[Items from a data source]

◇ ◇ ◇ ◇

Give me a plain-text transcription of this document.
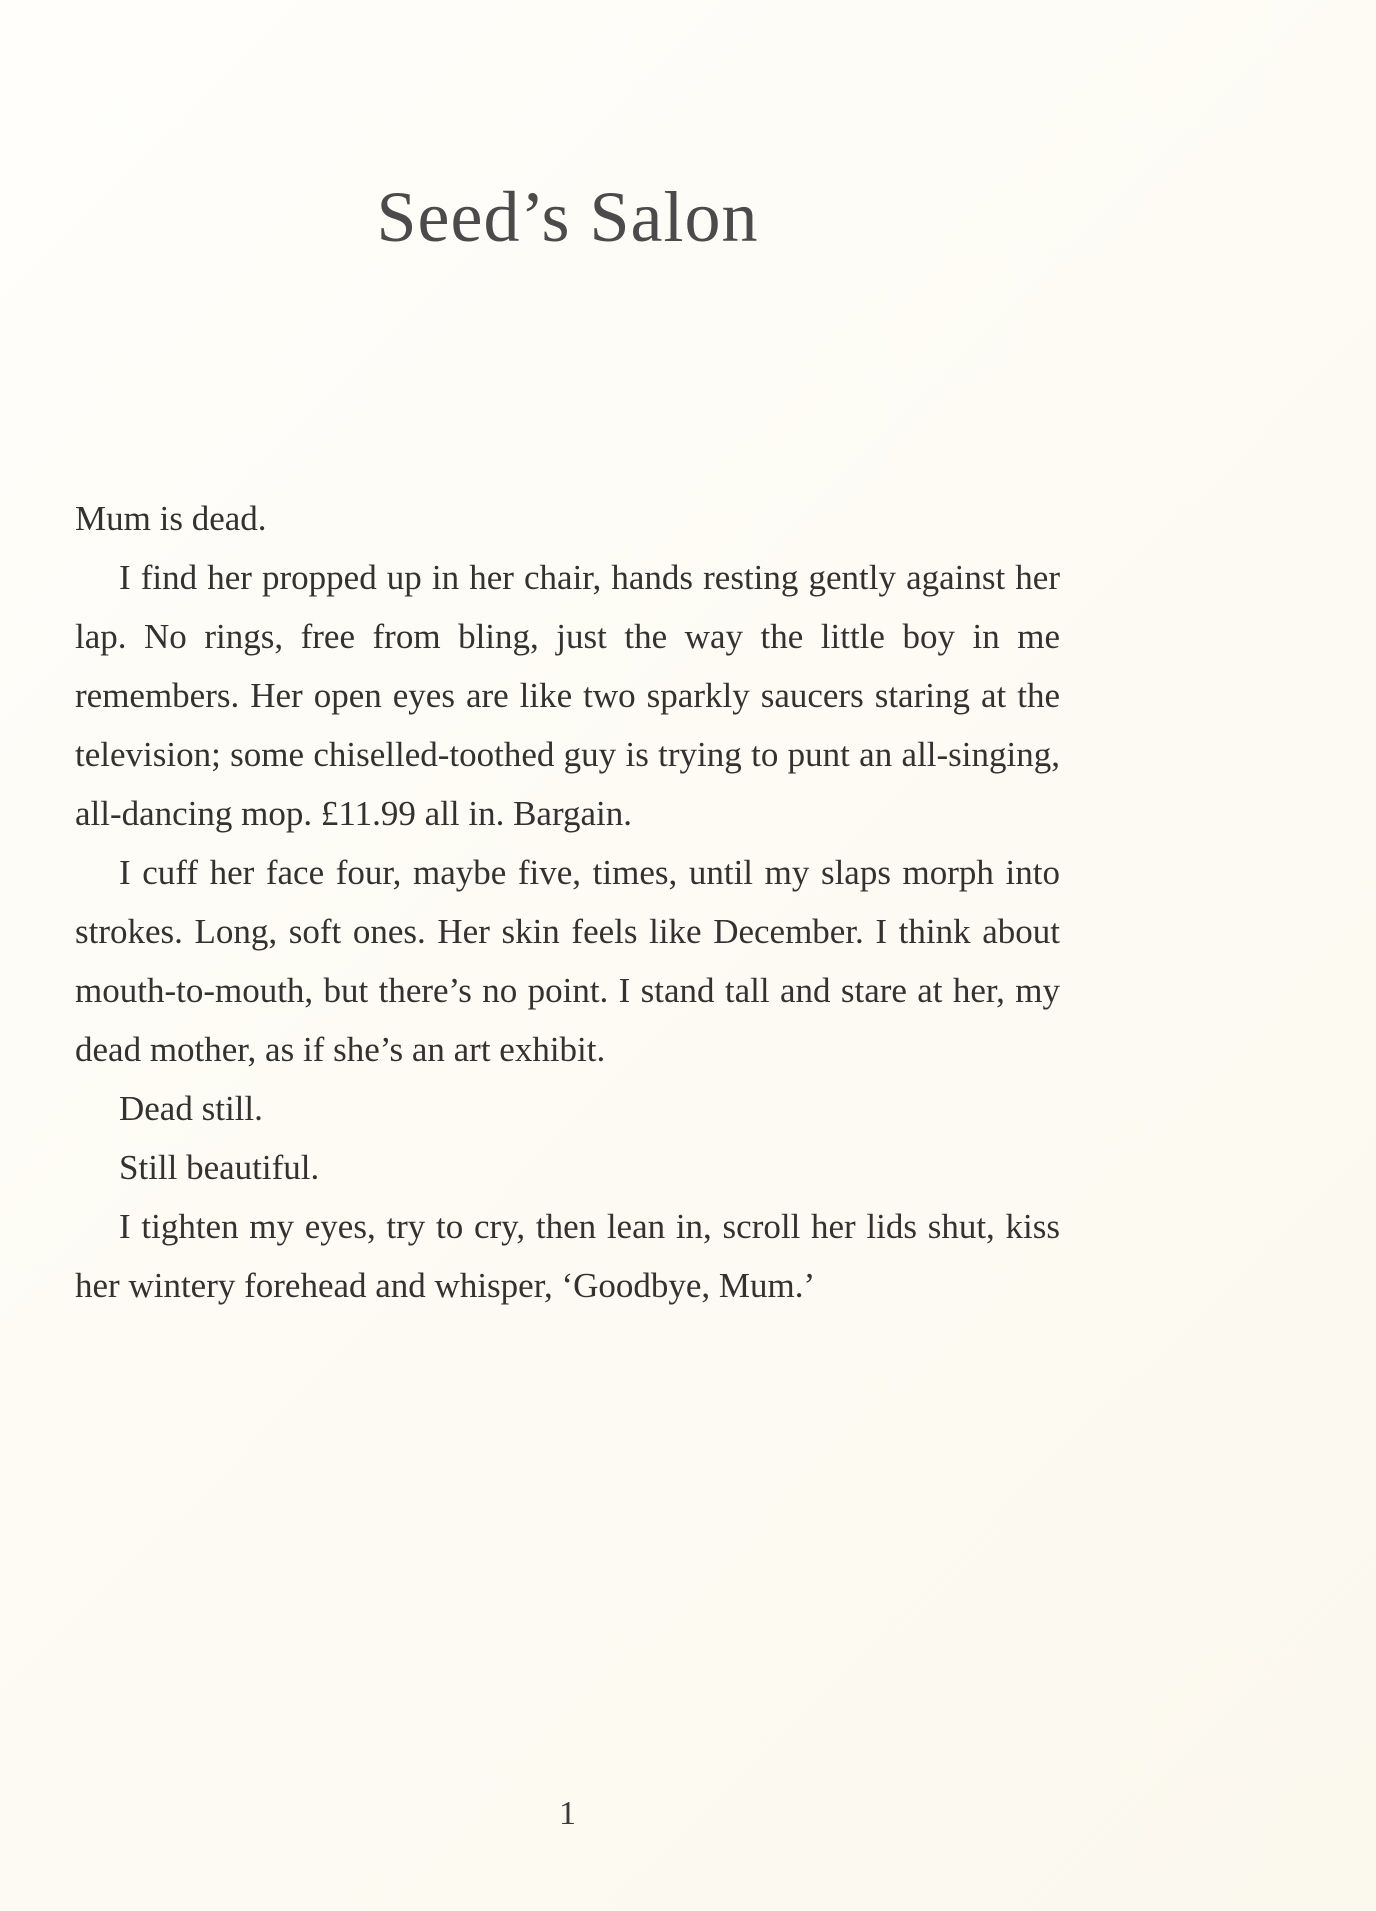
Seed’s Salon

Mum is dead.

I find her propped up in her chair, hands resting gently against her lap. No rings, free from bling, just the way the little boy in me remembers. Her open eyes are like two sparkly saucers staring at the television; some chiselled-toothed guy is trying to punt an all-singing, all-dancing mop. £11.99 all in. Bargain.

I cuff her face four, maybe five, times, until my slaps morph into strokes. Long, soft ones. Her skin feels like December. I think about mouth-to-mouth, but there’s no point. I stand tall and stare at her, my dead mother, as if she’s an art exhibit.

Dead still.

Still beautiful.

I tighten my eyes, try to cry, then lean in, scroll her lids shut, kiss her wintery forehead and whisper, ‘Goodbye, Mum.’

1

◇ ◇ ◇ ◇

- _What you have to do_
Give back all entries exactly. No pictures belong in the copy.

- _Task response_
Give me a plain-text transcription of this document.
Seed’s Salon

Mum is dead.

I find her propped up in her chair, hands resting gently against her lap. No rings, free from bling, just the way the little boy in me remembers. Her open eyes are like two sparkly saucers staring at the television; some chiselled-toothed guy is trying to punt an all-singing, all-dancing mop. £11.99 all in. Bargain.

I cuff her face four, maybe five, times, until my slaps morph into strokes. Long, soft ones. Her skin feels like December. I think about mouth-to-mouth, but there’s no point. I stand tall and stare at her, my dead mother, as if she’s an art exhibit.

Dead still.

Still beautiful.

I tighten my eyes, try to cry, then lean in, scroll her lids shut, kiss her wintery forehead and whisper, ‘Goodbye, Mum.’

1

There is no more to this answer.